The records =>
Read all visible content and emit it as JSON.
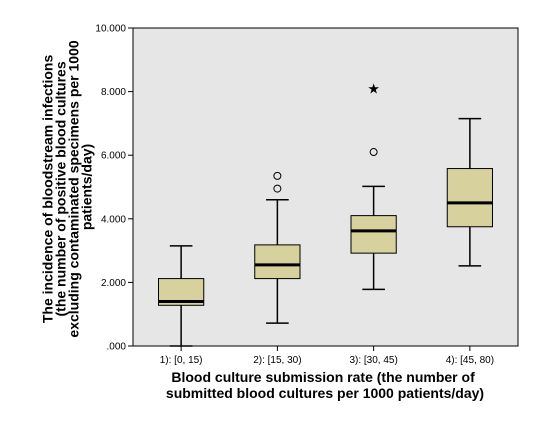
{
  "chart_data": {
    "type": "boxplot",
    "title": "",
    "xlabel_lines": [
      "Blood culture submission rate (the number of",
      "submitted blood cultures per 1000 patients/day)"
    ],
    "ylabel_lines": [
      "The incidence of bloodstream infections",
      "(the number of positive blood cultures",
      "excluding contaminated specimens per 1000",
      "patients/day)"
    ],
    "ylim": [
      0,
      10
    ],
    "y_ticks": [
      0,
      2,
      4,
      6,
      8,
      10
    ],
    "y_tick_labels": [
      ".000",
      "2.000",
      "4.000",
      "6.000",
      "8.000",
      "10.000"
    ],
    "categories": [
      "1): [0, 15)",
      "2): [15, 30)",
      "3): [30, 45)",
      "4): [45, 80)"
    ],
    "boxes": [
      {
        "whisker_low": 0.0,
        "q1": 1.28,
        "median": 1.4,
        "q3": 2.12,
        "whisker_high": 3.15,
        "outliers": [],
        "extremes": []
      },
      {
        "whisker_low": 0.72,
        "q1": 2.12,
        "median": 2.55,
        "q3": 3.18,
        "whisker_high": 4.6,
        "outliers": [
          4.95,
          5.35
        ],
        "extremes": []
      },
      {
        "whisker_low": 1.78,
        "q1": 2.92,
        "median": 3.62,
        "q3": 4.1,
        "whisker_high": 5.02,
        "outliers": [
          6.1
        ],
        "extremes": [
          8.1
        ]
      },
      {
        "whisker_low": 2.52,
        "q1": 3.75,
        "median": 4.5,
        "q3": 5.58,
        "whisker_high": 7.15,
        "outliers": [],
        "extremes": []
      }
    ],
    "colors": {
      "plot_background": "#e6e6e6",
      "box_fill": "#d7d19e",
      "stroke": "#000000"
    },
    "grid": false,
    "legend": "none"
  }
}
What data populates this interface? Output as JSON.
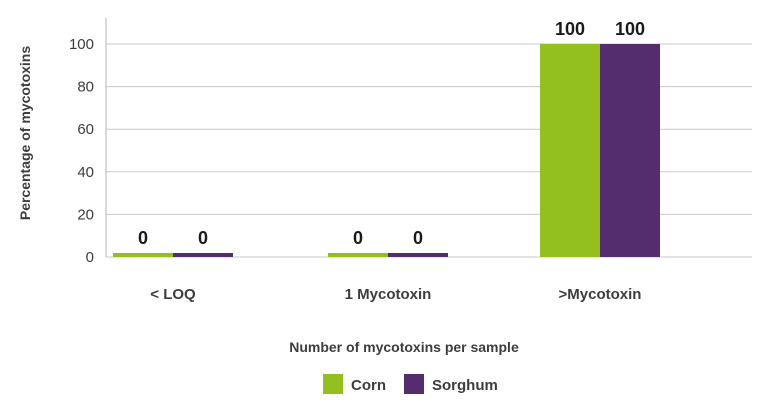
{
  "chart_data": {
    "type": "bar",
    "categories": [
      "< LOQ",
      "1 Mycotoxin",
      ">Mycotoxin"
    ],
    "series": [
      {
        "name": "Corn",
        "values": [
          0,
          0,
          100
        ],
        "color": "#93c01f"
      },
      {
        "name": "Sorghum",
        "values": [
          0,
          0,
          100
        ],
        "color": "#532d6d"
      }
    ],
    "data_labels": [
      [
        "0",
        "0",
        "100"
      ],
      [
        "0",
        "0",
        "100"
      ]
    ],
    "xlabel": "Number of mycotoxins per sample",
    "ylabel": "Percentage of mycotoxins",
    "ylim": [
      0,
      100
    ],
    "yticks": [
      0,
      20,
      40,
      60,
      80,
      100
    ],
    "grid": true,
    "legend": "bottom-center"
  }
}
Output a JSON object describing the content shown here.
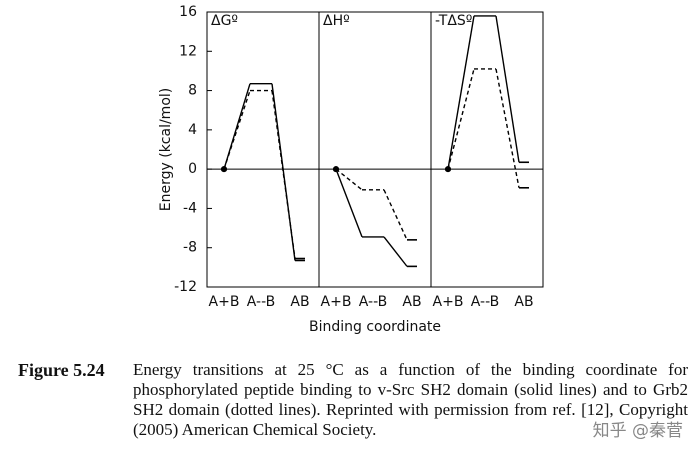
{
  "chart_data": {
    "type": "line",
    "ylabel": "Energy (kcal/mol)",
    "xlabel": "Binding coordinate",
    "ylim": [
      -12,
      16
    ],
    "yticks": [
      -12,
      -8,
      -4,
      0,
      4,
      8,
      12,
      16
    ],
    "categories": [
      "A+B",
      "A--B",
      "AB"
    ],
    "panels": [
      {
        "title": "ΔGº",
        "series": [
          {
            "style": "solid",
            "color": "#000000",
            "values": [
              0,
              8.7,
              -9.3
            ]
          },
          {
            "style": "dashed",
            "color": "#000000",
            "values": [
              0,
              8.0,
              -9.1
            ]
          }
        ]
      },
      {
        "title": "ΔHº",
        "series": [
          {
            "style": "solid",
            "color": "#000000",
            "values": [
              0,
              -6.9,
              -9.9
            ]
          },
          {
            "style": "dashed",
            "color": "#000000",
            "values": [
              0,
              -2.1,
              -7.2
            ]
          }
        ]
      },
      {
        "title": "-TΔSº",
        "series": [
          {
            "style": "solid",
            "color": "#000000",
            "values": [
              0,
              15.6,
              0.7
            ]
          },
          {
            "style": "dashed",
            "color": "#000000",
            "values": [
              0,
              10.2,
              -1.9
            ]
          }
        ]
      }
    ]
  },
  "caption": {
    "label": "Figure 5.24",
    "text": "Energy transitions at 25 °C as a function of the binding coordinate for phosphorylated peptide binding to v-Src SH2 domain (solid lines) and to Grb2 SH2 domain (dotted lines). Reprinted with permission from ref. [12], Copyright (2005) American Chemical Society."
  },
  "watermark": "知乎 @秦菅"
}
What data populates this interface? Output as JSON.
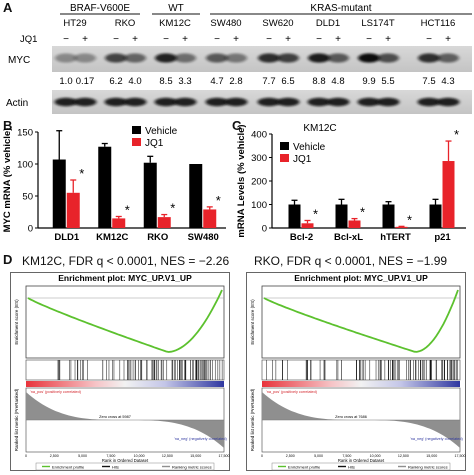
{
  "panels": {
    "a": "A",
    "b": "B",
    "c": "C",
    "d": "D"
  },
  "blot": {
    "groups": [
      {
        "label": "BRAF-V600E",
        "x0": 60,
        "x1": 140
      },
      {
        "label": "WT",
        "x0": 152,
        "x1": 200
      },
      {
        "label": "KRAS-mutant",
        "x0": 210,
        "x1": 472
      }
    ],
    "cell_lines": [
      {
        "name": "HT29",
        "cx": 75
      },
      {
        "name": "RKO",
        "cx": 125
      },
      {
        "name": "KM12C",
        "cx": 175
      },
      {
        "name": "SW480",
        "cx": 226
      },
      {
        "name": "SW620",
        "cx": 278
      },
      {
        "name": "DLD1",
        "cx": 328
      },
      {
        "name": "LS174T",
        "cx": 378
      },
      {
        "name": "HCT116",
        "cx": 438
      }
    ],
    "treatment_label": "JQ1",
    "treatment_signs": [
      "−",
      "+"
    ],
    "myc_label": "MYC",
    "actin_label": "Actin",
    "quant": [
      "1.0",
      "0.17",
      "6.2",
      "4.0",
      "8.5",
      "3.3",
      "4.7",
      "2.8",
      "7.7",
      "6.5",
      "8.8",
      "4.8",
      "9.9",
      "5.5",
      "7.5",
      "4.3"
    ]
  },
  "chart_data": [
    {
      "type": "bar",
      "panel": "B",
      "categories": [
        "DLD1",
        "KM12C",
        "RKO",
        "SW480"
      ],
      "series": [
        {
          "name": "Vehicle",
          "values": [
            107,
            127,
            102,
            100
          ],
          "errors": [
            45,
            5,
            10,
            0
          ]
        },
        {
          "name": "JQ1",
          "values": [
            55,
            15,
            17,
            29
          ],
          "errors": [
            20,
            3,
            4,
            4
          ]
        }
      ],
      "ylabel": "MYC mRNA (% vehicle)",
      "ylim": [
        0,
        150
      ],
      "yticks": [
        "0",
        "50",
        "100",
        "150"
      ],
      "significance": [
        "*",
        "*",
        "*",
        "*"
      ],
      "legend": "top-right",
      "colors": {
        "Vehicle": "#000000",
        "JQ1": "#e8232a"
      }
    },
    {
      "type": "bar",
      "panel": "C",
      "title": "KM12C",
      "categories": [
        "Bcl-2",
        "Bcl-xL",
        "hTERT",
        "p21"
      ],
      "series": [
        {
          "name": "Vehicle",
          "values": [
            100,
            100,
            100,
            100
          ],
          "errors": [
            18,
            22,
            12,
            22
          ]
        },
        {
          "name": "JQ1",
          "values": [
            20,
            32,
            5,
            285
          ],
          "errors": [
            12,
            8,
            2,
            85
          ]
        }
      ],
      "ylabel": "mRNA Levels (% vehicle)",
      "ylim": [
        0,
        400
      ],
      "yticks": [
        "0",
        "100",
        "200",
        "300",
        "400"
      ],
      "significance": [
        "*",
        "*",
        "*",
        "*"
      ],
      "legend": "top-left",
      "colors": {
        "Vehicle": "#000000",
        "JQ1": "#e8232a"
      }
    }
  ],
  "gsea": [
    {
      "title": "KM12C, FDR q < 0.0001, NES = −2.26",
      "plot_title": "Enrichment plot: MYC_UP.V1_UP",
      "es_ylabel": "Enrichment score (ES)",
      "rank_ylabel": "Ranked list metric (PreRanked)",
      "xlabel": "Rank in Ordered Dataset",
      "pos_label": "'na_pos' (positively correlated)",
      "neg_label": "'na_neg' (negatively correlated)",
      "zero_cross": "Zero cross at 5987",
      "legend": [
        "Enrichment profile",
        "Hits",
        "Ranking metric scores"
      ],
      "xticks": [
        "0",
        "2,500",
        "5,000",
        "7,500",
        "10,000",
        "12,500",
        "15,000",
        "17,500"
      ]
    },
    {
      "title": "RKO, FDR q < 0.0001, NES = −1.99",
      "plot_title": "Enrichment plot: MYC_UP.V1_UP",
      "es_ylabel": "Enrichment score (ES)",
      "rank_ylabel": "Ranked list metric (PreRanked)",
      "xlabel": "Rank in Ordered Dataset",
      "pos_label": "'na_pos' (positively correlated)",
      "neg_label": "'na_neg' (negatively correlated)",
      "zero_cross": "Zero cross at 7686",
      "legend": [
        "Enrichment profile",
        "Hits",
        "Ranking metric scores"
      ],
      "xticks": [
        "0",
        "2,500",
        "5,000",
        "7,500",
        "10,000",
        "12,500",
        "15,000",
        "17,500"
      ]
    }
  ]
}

About this task =>
What is the number of lines in the listing that contain "mRNA"? State it and nothing more.

Worked solution =>
2